* BEGIN SOURCE DATA *

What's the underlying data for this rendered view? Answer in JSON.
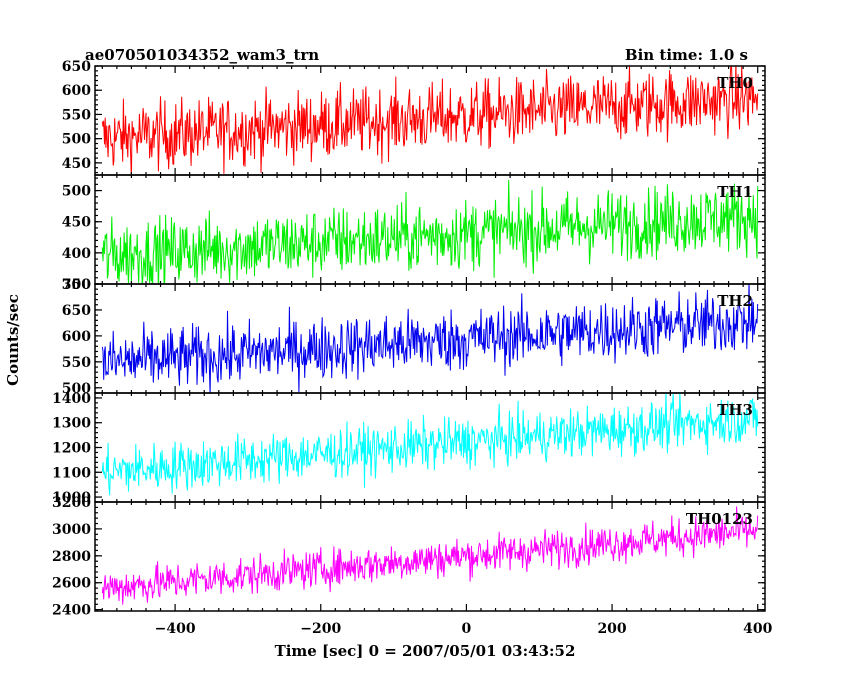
{
  "chart_data": {
    "type": "line",
    "header_left": "ae070501034352_wam3_trn",
    "header_right": "Bin time: 1.0 s",
    "xlabel": "Time [sec] 0 = 2007/05/01 03:43:52",
    "ylabel": "Counts/sec",
    "xlim": [
      -510,
      410
    ],
    "data_x_range": [
      -500,
      400
    ],
    "x_ticks": [
      -400,
      -200,
      0,
      200,
      400
    ],
    "x_tick_labels": [
      "−400",
      "−200",
      "0",
      "200",
      "400"
    ],
    "panels": [
      {
        "name": "TH0",
        "color": "#ff0000",
        "ylim": [
          425,
          650
        ],
        "y_ticks": [
          450,
          500,
          550,
          600,
          650
        ],
        "y_tick_labels": [
          "450",
          "500",
          "550",
          "600",
          "650"
        ],
        "trend_start": 500,
        "trend_end": 585,
        "noise": 35
      },
      {
        "name": "TH1",
        "color": "#00ee00",
        "ylim": [
          350,
          525
        ],
        "y_ticks": [
          350,
          400,
          450,
          500
        ],
        "y_tick_labels": [
          "350",
          "400",
          "450",
          "500"
        ],
        "trend_start": 395,
        "trend_end": 460,
        "noise": 28
      },
      {
        "name": "TH2",
        "color": "#0000ee",
        "ylim": [
          490,
          700
        ],
        "y_ticks": [
          500,
          550,
          600,
          650,
          700
        ],
        "y_tick_labels": [
          "500",
          "550",
          "600",
          "650",
          "700"
        ],
        "trend_start": 548,
        "trend_end": 630,
        "noise": 30
      },
      {
        "name": "TH3",
        "color": "#00ffff",
        "ylim": [
          980,
          1420
        ],
        "y_ticks": [
          1000,
          1100,
          1200,
          1300,
          1400
        ],
        "y_tick_labels": [
          "1000",
          "1100",
          "1200",
          "1300",
          "1400"
        ],
        "trend_start": 1100,
        "trend_end": 1320,
        "noise": 50
      },
      {
        "name": "TH0123",
        "color": "#ff00ff",
        "ylim": [
          2390,
          3200
        ],
        "y_ticks": [
          2400,
          2600,
          2800,
          3000,
          3200
        ],
        "y_tick_labels": [
          "2400",
          "2600",
          "2800",
          "3000",
          "3200"
        ],
        "trend_start": 2560,
        "trend_end": 2990,
        "noise": 70
      }
    ]
  }
}
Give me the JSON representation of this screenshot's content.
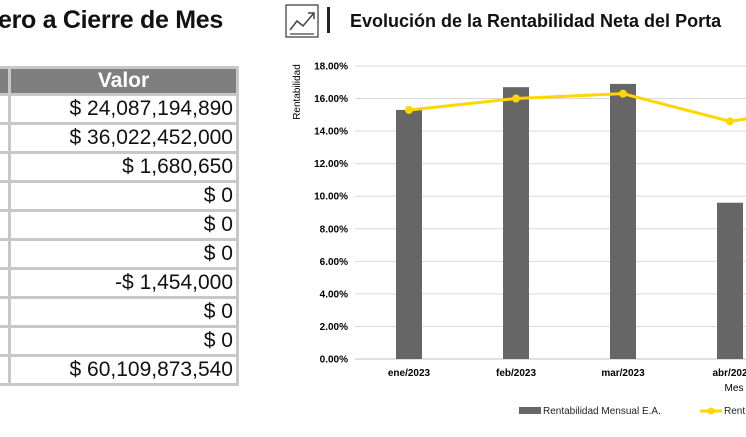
{
  "summary": {
    "title": "ero a Cierre de Mes",
    "value_header": "Valor",
    "values": [
      "$ 24,087,194,890",
      "$ 36,022,452,000",
      "$ 1,680,650",
      "$ 0",
      "$ 0",
      "$ 0",
      "-$ 1,454,000",
      "$ 0",
      "$ 0",
      "$ 60,109,873,540"
    ]
  },
  "chart_header": {
    "icon": "trend-chart-icon",
    "title": "Evolución de la Rentabilidad Neta del Porta"
  },
  "chart_data": {
    "type": "bar",
    "title": "Evolución de la Rentabilidad Neta del Porta",
    "categories": [
      "ene/2023",
      "feb/2023",
      "mar/2023",
      "abr/202"
    ],
    "series": [
      {
        "name": "Rentabilidad Mensual E.A.",
        "type": "bar",
        "color": "#666666",
        "values": [
          15.3,
          16.7,
          16.9,
          9.6
        ]
      },
      {
        "name": "Rent",
        "type": "line",
        "color": "#ffd700",
        "values": [
          15.3,
          16.0,
          16.3,
          14.6
        ]
      }
    ],
    "ylabel": "Rentabilidad",
    "xlabel": "Mes",
    "ylim": [
      0,
      18
    ],
    "yticks": [
      "0.00%",
      "2.00%",
      "4.00%",
      "6.00%",
      "8.00%",
      "10.00%",
      "12.00%",
      "14.00%",
      "16.00%",
      "18.00%"
    ],
    "grid": true,
    "legend": "bottom"
  }
}
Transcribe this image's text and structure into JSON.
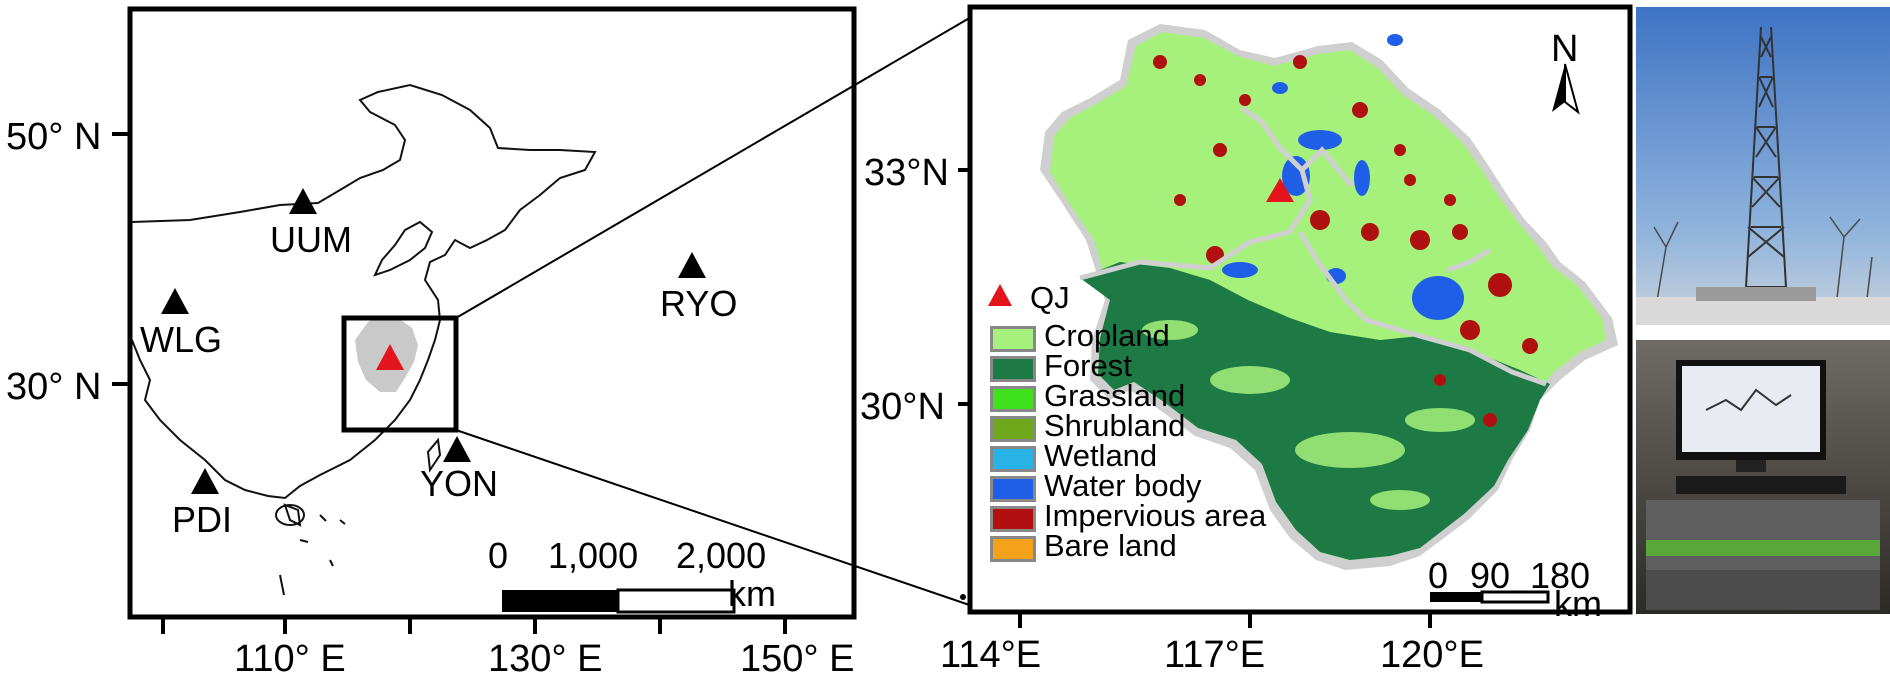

* END SOURCE DATA *

PROBLEM TO WORK ON:
Wherever a line in the data above holds "ylabel", copy that line.

IN RESPONSE:
    "ylabel": "Counts/sec",
    "ylabel": "Rentabilidad",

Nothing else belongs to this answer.